_MATERIALS PROVIDED_:
----
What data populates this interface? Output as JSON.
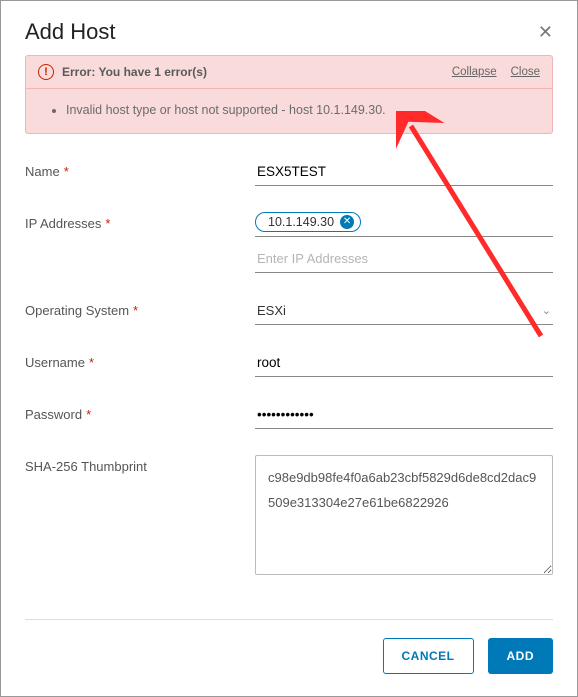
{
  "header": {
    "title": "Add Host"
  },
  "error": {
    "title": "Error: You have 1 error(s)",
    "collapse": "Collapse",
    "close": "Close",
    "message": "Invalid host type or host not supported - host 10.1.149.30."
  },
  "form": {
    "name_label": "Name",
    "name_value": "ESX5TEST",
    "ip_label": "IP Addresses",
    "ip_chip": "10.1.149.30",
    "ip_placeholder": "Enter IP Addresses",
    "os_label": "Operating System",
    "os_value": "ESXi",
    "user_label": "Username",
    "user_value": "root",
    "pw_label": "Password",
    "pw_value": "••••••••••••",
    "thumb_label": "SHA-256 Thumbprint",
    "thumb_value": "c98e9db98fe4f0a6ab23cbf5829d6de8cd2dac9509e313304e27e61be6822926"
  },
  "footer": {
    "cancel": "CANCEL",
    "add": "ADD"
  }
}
----
_YOUR INSTRUCTIONS_: Your task is to transcribe all of the records precisely, with no images included.

_OUTPUT OF THE TASK_:
What data populates this interface? Output as JSON.
{
  "header": {
    "title": "Add Host"
  },
  "error": {
    "title": "Error: You have 1 error(s)",
    "collapse": "Collapse",
    "close": "Close",
    "message": "Invalid host type or host not supported - host 10.1.149.30."
  },
  "form": {
    "name_label": "Name",
    "name_value": "ESX5TEST",
    "ip_label": "IP Addresses",
    "ip_chip": "10.1.149.30",
    "ip_placeholder": "Enter IP Addresses",
    "os_label": "Operating System",
    "os_value": "ESXi",
    "user_label": "Username",
    "user_value": "root",
    "pw_label": "Password",
    "pw_value": "••••••••••••",
    "thumb_label": "SHA-256 Thumbprint",
    "thumb_value": "c98e9db98fe4f0a6ab23cbf5829d6de8cd2dac9509e313304e27e61be6822926"
  },
  "footer": {
    "cancel": "CANCEL",
    "add": "ADD"
  }
}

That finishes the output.